Work required: Your task is to transcribe the data in full.

# Supplied entries start

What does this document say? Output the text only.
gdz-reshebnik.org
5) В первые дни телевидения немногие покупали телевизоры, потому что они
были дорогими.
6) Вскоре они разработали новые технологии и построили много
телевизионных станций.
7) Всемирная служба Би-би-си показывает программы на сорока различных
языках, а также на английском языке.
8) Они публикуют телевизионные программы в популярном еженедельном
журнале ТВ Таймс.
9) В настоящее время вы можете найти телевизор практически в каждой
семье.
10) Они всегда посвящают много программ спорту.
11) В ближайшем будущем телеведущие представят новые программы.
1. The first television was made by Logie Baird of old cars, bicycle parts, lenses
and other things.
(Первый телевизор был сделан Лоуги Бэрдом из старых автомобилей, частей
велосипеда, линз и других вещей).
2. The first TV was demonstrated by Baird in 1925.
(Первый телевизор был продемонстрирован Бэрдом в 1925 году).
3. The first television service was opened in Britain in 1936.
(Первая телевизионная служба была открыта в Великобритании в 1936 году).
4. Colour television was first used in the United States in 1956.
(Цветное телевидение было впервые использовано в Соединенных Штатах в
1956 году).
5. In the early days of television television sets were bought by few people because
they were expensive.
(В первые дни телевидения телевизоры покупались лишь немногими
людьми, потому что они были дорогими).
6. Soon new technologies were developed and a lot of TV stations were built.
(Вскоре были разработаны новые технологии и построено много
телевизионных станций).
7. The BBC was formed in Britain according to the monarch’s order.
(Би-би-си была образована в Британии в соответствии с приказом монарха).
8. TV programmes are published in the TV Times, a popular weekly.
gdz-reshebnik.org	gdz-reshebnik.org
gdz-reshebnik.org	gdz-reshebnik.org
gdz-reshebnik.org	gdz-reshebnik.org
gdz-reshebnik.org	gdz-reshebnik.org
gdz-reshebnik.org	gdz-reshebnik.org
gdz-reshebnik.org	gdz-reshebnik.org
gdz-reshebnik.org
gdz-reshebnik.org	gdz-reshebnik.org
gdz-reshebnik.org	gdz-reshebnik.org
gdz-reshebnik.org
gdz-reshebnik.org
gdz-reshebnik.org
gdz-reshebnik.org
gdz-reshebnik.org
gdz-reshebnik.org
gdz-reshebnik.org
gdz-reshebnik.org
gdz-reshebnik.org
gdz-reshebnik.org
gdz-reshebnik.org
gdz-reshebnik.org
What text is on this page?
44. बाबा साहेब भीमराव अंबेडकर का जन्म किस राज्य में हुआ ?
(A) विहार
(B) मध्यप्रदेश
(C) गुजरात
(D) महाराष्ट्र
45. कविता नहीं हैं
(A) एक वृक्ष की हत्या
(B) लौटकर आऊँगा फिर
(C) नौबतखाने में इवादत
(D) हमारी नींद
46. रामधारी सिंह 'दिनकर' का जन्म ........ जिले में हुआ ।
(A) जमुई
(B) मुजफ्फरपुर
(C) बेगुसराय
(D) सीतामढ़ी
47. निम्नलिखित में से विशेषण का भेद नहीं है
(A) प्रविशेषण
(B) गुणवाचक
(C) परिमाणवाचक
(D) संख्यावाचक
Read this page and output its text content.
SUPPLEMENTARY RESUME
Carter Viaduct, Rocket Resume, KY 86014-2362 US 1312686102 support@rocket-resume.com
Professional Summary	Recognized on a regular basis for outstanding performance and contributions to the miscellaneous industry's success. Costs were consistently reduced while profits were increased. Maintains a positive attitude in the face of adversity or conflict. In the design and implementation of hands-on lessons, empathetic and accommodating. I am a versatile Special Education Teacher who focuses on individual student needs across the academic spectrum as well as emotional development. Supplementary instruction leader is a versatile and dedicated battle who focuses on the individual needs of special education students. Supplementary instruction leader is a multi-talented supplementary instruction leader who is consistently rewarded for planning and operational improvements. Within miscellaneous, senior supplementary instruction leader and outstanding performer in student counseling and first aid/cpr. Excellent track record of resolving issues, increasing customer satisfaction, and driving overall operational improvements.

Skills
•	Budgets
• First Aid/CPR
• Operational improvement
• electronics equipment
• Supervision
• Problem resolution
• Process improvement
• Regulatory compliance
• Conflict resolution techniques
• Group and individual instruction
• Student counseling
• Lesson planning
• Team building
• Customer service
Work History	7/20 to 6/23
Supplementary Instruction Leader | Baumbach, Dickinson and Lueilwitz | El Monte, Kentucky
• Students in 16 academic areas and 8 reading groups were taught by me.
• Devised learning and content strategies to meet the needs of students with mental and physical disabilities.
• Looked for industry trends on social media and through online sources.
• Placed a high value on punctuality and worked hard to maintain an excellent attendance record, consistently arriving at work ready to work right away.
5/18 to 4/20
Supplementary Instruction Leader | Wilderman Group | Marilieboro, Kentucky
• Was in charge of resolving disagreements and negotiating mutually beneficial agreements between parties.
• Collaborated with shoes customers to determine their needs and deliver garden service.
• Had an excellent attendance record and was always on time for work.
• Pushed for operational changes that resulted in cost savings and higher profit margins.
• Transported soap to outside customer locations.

# Supplied entries end

Output below:
What does this document say? Output the text only.
gdz-reshebnik.org
5) В первые дни телевидения немногие покупали телевизоры, потому что они
были дорогими.
6) Вскоре они разработали новые технологии и построили много
телевизионных станций.
7) Всемирная служба Би-би-си показывает программы на сорока различных
языках, а также на английском языке.
8) Они публикуют телевизионные программы в популярном еженедельном
журнале ТВ Таймс.
9) В настоящее время вы можете найти телевизор практически в каждой
семье.
10) Они всегда посвящают много программ спорту.
11) В ближайшем будущем телеведущие представят новые программы.
1. The first television was made by Logie Baird of old cars, bicycle parts, lenses
and other things.
(Первый телевизор был сделан Лоуги Бэрдом из старых автомобилей, частей
велосипеда, линз и других вещей).
2. The first TV was demonstrated by Baird in 1925.
(Первый телевизор был продемонстрирован Бэрдом в 1925 году).
3. The first television service was opened in Britain in 1936.
(Первая телевизионная служба была открыта в Великобритании в 1936 году).
4. Colour television was first used in the United States in 1956.
(Цветное телевидение было впервые использовано в Соединенных Штатах в
1956 году).
5. In the early days of television television sets were bought by few people because
they were expensive.
(В первые дни телевидения телевизоры покупались лишь немногими
людьми, потому что они были дорогими).
6. Soon new technologies were developed and a lot of TV stations were built.
(Вскоре были разработаны новые технологии и построено много
телевизионных станций).
7. The BBC was formed in Britain according to the monarch’s order.
(Би-би-си была образована в Британии в соответствии с приказом монарха).
8. TV programmes are published in the TV Times, a popular weekly.
gdz-reshebnik.org	gdz-reshebnik.org
gdz-reshebnik.org	gdz-reshebnik.org
gdz-reshebnik.org	gdz-reshebnik.org
gdz-reshebnik.org	gdz-reshebnik.org
gdz-reshebnik.org	gdz-reshebnik.org
gdz-reshebnik.org	gdz-reshebnik.org
gdz-reshebnik.org
gdz-reshebnik.org	gdz-reshebnik.org
gdz-reshebnik.org	gdz-reshebnik.org
gdz-reshebnik.org
gdz-reshebnik.org
gdz-reshebnik.org
gdz-reshebnik.org
gdz-reshebnik.org
gdz-reshebnik.org
gdz-reshebnik.org
gdz-reshebnik.org
gdz-reshebnik.org
gdz-reshebnik.org
gdz-reshebnik.org
gdz-reshebnik.org
What text is on this page?
44. बाबा साहेब भीमराव अंबेडकर का जन्म किस राज्य में हुआ ?
(A) विहार
(B) मध्यप्रदेश
(C) गुजरात
(D) महाराष्ट्र
45. कविता नहीं हैं
(A) एक वृक्ष की हत्या
(B) लौटकर आऊँगा फिर
(C) नौबतखाने में इवादत
(D) हमारी नींद
46. रामधारी सिंह 'दिनकर' का जन्म ........ जिले में हुआ ।
(A) जमुई
(B) मुजफ्फरपुर
(C) बेगुसराय
(D) सीतामढ़ी
47. निम्नलिखित में से विशेषण का भेद नहीं है
(A) प्रविशेषण
(B) गुणवाचक
(C) परिमाणवाचक
(D) संख्यावाचक
Read this page and output its text content.
SUPPLEMENTARY RESUME
Carter Viaduct, Rocket Resume, KY 86014-2362 US 1312686102 support@rocket-resume.com
Professional Summary	Recognized on a regular basis for outstanding performance and contributions to the miscellaneous industry's success. Costs were consistently reduced while profits were increased. Maintains a positive attitude in the face of adversity or conflict. In the design and implementation of hands-on lessons, empathetic and accommodating. I am a versatile Special Education Teacher who focuses on individual student needs across the academic spectrum as well as emotional development. Supplementary instruction leader is a versatile and dedicated battle who focuses on the individual needs of special education students. Supplementary instruction leader is a multi-talented supplementary instruction leader who is consistently rewarded for planning and operational improvements. Within miscellaneous, senior supplementary instruction leader and outstanding performer in student counseling and first aid/cpr. Excellent track record of resolving issues, increasing customer satisfaction, and driving overall operational improvements.

Skills
•	Budgets
• First Aid/CPR
• Operational improvement
• electronics equipment
• Supervision
• Problem resolution
• Process improvement
• Regulatory compliance
• Conflict resolution techniques
• Group and individual instruction
• Student counseling
• Lesson planning
• Team building
• Customer service
Work History	7/20 to 6/23
Supplementary Instruction Leader | Baumbach, Dickinson and Lueilwitz | El Monte, Kentucky
• Students in 16 academic areas and 8 reading groups were taught by me.
• Devised learning and content strategies to meet the needs of students with mental and physical disabilities.
• Looked for industry trends on social media and through online sources.
• Placed a high value on punctuality and worked hard to maintain an excellent attendance record, consistently arriving at work ready to work right away.
5/18 to 4/20
Supplementary Instruction Leader | Wilderman Group | Marilieboro, Kentucky
• Was in charge of resolving disagreements and negotiating mutually beneficial agreements between parties.
• Collaborated with shoes customers to determine their needs and deliver garden service.
• Had an excellent attendance record and was always on time for work.
• Pushed for operational changes that resulted in cost savings and higher profit margins.
• Transported soap to outside customer locations.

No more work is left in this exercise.